● Prompt
Pull every line holding the string "name" from the records below.

● Some records

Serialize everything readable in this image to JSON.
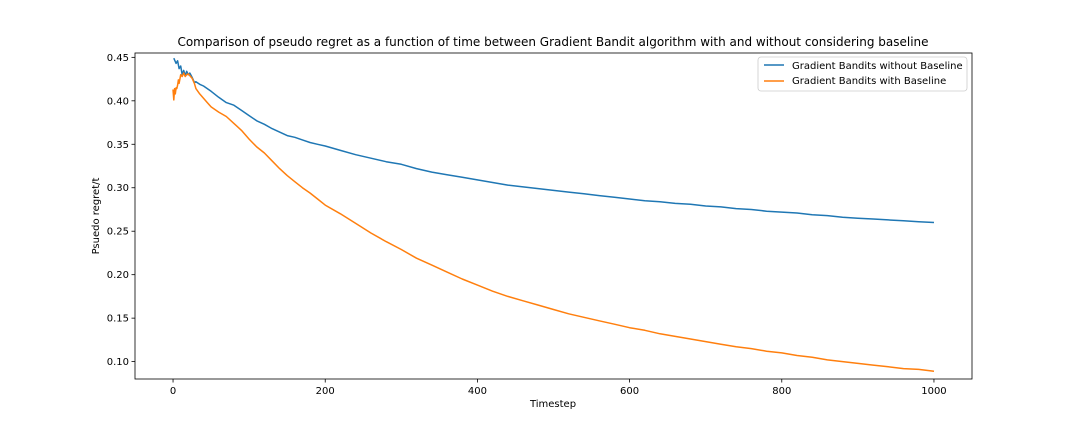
{
  "chart_data": {
    "type": "line",
    "title": "Comparison of pseudo regret as a function of time between Gradient Bandit algorithm with and without considering baseline",
    "xlabel": "Timestep",
    "ylabel": "Psuedo regret/t",
    "xlim": [
      -50,
      1050
    ],
    "ylim": [
      0.08,
      0.455
    ],
    "xticks": [
      0,
      200,
      400,
      600,
      800,
      1000
    ],
    "xtick_labels": [
      "0",
      "200",
      "400",
      "600",
      "800",
      "1000"
    ],
    "yticks": [
      0.1,
      0.15,
      0.2,
      0.25,
      0.3,
      0.35,
      0.4,
      0.45
    ],
    "ytick_labels": [
      "0.10",
      "0.15",
      "0.20",
      "0.25",
      "0.30",
      "0.35",
      "0.40",
      "0.45"
    ],
    "grid": false,
    "legend_position": "top-right",
    "series": [
      {
        "name": "Gradient Bandits without Baseline",
        "color": "#1f77b4",
        "x": [
          1,
          4,
          6,
          8,
          10,
          12,
          14,
          16,
          18,
          20,
          22,
          25,
          28,
          30,
          35,
          40,
          50,
          60,
          70,
          80,
          90,
          100,
          110,
          120,
          130,
          140,
          150,
          160,
          170,
          180,
          190,
          200,
          220,
          240,
          260,
          280,
          300,
          320,
          340,
          360,
          380,
          400,
          420,
          440,
          460,
          480,
          500,
          520,
          540,
          560,
          580,
          600,
          620,
          640,
          660,
          680,
          700,
          720,
          740,
          760,
          780,
          800,
          820,
          840,
          860,
          880,
          900,
          920,
          940,
          960,
          980,
          1000
        ],
        "y": [
          0.449,
          0.443,
          0.446,
          0.437,
          0.44,
          0.43,
          0.435,
          0.429,
          0.434,
          0.43,
          0.432,
          0.427,
          0.421,
          0.422,
          0.419,
          0.417,
          0.411,
          0.404,
          0.398,
          0.395,
          0.389,
          0.383,
          0.377,
          0.373,
          0.368,
          0.364,
          0.36,
          0.358,
          0.355,
          0.352,
          0.35,
          0.348,
          0.343,
          0.338,
          0.334,
          0.33,
          0.327,
          0.322,
          0.318,
          0.315,
          0.312,
          0.309,
          0.306,
          0.303,
          0.301,
          0.299,
          0.297,
          0.295,
          0.293,
          0.291,
          0.289,
          0.287,
          0.285,
          0.284,
          0.282,
          0.281,
          0.279,
          0.278,
          0.276,
          0.275,
          0.273,
          0.272,
          0.271,
          0.269,
          0.268,
          0.266,
          0.265,
          0.264,
          0.263,
          0.262,
          0.261,
          0.26
        ]
      },
      {
        "name": "Gradient Bandits with Baseline",
        "color": "#ff7f0e",
        "x": [
          0,
          1,
          2,
          3,
          4,
          5,
          6,
          7,
          8,
          10,
          12,
          14,
          16,
          18,
          20,
          22,
          25,
          28,
          30,
          35,
          40,
          45,
          50,
          60,
          70,
          80,
          90,
          100,
          110,
          120,
          130,
          140,
          150,
          160,
          170,
          180,
          190,
          200,
          220,
          240,
          260,
          280,
          300,
          320,
          340,
          360,
          380,
          400,
          420,
          440,
          460,
          480,
          500,
          520,
          540,
          560,
          580,
          600,
          620,
          640,
          660,
          680,
          700,
          720,
          740,
          760,
          780,
          800,
          820,
          840,
          860,
          880,
          900,
          920,
          940,
          960,
          980,
          1000
        ],
        "y": [
          0.413,
          0.401,
          0.414,
          0.408,
          0.415,
          0.414,
          0.418,
          0.424,
          0.42,
          0.43,
          0.428,
          0.432,
          0.428,
          0.43,
          0.431,
          0.429,
          0.426,
          0.42,
          0.414,
          0.408,
          0.403,
          0.398,
          0.393,
          0.387,
          0.382,
          0.374,
          0.366,
          0.356,
          0.347,
          0.34,
          0.331,
          0.322,
          0.314,
          0.307,
          0.3,
          0.294,
          0.287,
          0.28,
          0.27,
          0.259,
          0.248,
          0.238,
          0.229,
          0.219,
          0.211,
          0.203,
          0.195,
          0.188,
          0.181,
          0.175,
          0.17,
          0.165,
          0.16,
          0.155,
          0.151,
          0.147,
          0.143,
          0.139,
          0.136,
          0.132,
          0.129,
          0.126,
          0.123,
          0.12,
          0.117,
          0.115,
          0.112,
          0.11,
          0.107,
          0.105,
          0.102,
          0.1,
          0.098,
          0.096,
          0.094,
          0.092,
          0.091,
          0.089
        ]
      }
    ]
  }
}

● Result of this task
        "name": "Gradient Bandits without Baseline",
        "name": "Gradient Bandits with Baseline",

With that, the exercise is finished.